** Begin Extract **
1. An automatic power factor correction analysis method, comprising:
- automatically determining a hierarchy of an electrical system, the hierarchy indicating how a number of intelligent electronic devices (IEDs) are linked to one another in the electrical system, each of the IEDs monitoring electrical characteristics;
  
  automatically storing a data representation of the hierarchy;
  
  automatically identifying from the automatically determined hierarchy a main IED that is monitoring a main power supply in the hierarchy;
  
  receiving maximum power data from corresponding current and voltage signals monitored by the main IED and an associated power factor that is coincident with the maximum power data;
  
  determining a reactive power value coincident with the maximum power data by receiving the reactive power value from the main IED or by deriving the reactive power value from the maximum power data or from data representing the current and voltage signals and the power factor coincident with the maximum power data; and
  
  calculating, based on the coincident power factor, an amount of positive or negative reactive power to supply to improve the coincident power factor toward a unity value, and, responsive thereto, storing a recommendation indicating at least a location and a size of one or more capacitors to be added in the automatically determined hierarchy for producing at least the amount of the reactive power such that the reactive power value is offset by the amount of the reactive power.
- View Dependent Claims (2, 3, 4, 5, 6, 7, 8, 9, 10, 11, 12)
- - 2. The method of claim 1, further comprising:
    - receiving minimum power data from the corresponding current and voltage signals monitored by the main IED and an associated second power factor;
      
      determining a second reactive power value coincident with the minimum power data by receiving the second reactive power value from the main IED or by deriving the second reactive power value from the minimum power data or from data representing the current and voltage signals and the second power factor coincident with the minimum power data; and
      
      verifying whether producing the amount of the reactive power automatically determined based on the coincident power factor would result in a leading power factor based on the second reactive power value.
  - 3. The method of claim 2, further comprising, if the verifying would result in the leading power factor, reducing the size of the one or more capacitors such that the amount of reactive power produced by the one or more capacitors is reduced so as to cause a corresponding power factor to not be leading.
  - 4. The method of claim 2, further comprising, if the verifying would result in the leading power factor, determining a periodicity to cycle at least one of the one or more capacitors on and off so as to cause a corresponding power factor to not be leading.
  - 5. The method of claim 1, further comprising calculating a cost savings realized by the addition of the one or more capacitors.
  - 6. The method of claim 5, further comprising calculating a payback period indicating how long it would take for a cost of adding the one or more capacitors to be offset by the cost savings realized by adding the one or more capacitors.
** End Extract **
** Begin Excerpted data **
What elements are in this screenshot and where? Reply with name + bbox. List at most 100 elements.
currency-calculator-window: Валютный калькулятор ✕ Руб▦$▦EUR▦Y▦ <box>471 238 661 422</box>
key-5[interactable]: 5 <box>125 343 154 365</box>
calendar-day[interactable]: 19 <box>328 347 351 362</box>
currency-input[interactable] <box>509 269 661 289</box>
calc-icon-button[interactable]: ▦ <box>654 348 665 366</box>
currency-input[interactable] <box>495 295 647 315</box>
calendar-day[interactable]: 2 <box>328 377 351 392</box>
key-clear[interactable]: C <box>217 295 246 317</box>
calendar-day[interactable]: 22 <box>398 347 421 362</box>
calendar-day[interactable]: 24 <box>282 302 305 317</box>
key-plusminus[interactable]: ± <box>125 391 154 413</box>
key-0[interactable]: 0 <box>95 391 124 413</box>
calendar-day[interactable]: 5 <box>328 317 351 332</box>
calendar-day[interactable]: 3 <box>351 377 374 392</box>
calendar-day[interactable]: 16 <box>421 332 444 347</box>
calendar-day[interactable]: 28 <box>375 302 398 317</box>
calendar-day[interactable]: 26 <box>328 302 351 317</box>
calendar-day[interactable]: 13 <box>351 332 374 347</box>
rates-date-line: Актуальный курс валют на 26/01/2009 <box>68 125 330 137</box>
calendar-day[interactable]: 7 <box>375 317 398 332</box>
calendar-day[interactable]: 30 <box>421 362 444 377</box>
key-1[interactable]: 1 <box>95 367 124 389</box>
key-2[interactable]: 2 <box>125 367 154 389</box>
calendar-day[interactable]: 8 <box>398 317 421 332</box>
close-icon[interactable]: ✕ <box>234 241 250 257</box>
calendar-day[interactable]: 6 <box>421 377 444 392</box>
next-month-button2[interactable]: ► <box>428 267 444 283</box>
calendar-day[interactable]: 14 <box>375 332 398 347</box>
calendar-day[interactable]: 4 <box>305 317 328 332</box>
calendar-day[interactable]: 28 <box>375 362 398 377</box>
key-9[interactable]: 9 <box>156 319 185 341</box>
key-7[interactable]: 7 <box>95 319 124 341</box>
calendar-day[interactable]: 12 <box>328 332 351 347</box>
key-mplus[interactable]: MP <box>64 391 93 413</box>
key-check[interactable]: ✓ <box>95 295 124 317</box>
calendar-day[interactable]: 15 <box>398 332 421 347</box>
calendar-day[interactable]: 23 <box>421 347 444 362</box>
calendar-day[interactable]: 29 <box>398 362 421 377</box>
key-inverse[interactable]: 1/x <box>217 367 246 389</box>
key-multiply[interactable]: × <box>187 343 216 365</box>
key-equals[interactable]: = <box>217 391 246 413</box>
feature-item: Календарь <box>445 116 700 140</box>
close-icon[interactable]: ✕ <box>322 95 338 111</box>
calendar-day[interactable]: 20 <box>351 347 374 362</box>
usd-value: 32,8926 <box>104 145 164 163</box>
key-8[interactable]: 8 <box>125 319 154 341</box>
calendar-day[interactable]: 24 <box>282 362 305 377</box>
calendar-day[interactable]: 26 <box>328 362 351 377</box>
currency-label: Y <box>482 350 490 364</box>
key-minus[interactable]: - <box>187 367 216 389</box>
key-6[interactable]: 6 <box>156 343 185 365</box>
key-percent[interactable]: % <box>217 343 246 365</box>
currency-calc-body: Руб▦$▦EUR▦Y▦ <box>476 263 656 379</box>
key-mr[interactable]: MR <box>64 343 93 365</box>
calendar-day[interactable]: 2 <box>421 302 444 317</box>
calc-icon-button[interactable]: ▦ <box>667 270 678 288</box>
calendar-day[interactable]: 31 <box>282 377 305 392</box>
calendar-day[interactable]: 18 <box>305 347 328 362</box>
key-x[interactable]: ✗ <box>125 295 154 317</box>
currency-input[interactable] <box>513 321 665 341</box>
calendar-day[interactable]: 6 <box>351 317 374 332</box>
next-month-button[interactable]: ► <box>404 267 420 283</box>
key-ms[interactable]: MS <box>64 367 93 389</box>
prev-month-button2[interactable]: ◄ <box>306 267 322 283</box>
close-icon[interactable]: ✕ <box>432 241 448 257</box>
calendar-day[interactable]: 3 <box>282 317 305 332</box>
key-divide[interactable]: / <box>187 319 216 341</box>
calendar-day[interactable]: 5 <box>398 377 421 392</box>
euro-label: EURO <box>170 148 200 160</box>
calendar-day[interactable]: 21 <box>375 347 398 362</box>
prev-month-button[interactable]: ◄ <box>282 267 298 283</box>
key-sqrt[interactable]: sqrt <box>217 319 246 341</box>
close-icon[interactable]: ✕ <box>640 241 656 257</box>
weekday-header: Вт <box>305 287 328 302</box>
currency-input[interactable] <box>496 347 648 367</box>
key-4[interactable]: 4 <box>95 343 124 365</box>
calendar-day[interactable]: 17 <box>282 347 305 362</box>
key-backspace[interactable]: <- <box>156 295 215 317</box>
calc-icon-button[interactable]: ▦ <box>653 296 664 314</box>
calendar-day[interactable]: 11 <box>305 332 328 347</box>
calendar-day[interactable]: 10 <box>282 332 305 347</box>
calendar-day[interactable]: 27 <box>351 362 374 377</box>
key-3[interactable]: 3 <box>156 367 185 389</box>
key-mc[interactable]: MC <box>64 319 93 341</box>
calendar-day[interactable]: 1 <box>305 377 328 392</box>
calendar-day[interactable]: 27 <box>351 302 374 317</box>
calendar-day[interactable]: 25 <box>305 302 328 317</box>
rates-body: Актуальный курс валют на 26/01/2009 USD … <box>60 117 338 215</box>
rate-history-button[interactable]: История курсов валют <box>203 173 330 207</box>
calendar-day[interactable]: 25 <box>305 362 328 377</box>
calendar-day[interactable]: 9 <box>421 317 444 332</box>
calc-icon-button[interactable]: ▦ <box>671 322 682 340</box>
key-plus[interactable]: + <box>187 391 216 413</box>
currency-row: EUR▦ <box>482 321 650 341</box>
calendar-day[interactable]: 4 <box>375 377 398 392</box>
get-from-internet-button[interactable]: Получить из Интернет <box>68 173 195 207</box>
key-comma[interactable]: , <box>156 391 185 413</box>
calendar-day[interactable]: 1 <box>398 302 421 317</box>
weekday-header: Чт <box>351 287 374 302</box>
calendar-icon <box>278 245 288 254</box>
** End Excerpted data **
**What you need to do**
Carry on the power factor correction claims, picking up right after claim 6. The entries have no role in this exercise.

**Response to the task**
  - 7. The method of claim 1, further comprising receiving an indication of a desired power factor between the coincident power factor and the unity value, wherein the calculating the amount of reactive power is based on the desired power factor.
  - 8. The method of claim 1, further comprising, prior to the storing the recommendation:
    - automatically determining whether an elevated level of harmonic frequencies exist in current or voltage signals being monitored by the main IED in the hierarchy; and
      
      if the level of the harmonic frequencies exceeds a threshold, storing with the recommendation an indication that the harmonic frequencies are present.
  - 9. The method of claim 8, wherein the automatically determining whether the elevated level of harmonic frequencies exist is carried out by comparing a true power factor with a displacement power factor.
  - 10. The method of claim 8, wherein the automatically determining whether the elevated level of harmonic frequencies exist is carried out by measuring, at the main IED, reactive currents at non-fundamental frequencies, and determining whether the reactive currents exceed at least one criterion.
  - 11. The method of claim 1, further comprising:
    - identifying a transformer in the hierarchy;
      
      identifying from the automatically determined hierarchy a first IED that is upstream of the transformer;
      
      determining a first power factor from power data monitored by the first IED;
      
      calculating, based on the first power factor, a corrected power factor that would release an amount of volt-amps capacity of the transformer to cause the transformer to be loaded at a reduced volt-amps capacity; and
      
      calculating, based on the amount of volt-amps capacity, a corresponding corrective reactive power value to be supplied by a capacitor bank, wherein the recommendation includes an indication of a size and a location of the capacitor bank, wherein the size is related to the corrective reactive power value and the location is downstream of the transformer in the automatically determined hierarchy.
  - 12. The method of claim 1, further comprising:
    - receiving a selection of a first of the IEDs;
      
      receiving from the first IED power data measured by the first IED;
      
      calculating a loss reduction factor as a function of a power factor based on the power data and a desired power factor;
      
      calculating a loss reduction improvement value representing an improvement in loss reduction of the electrical system and storing the loss reduction improvement value; and
      
      calculating a size of a second set of one or more capacitors that will correct the power factor to the desired power factor, wherein the recommendation includes an indication of the size of the second set of the one or more capacitors.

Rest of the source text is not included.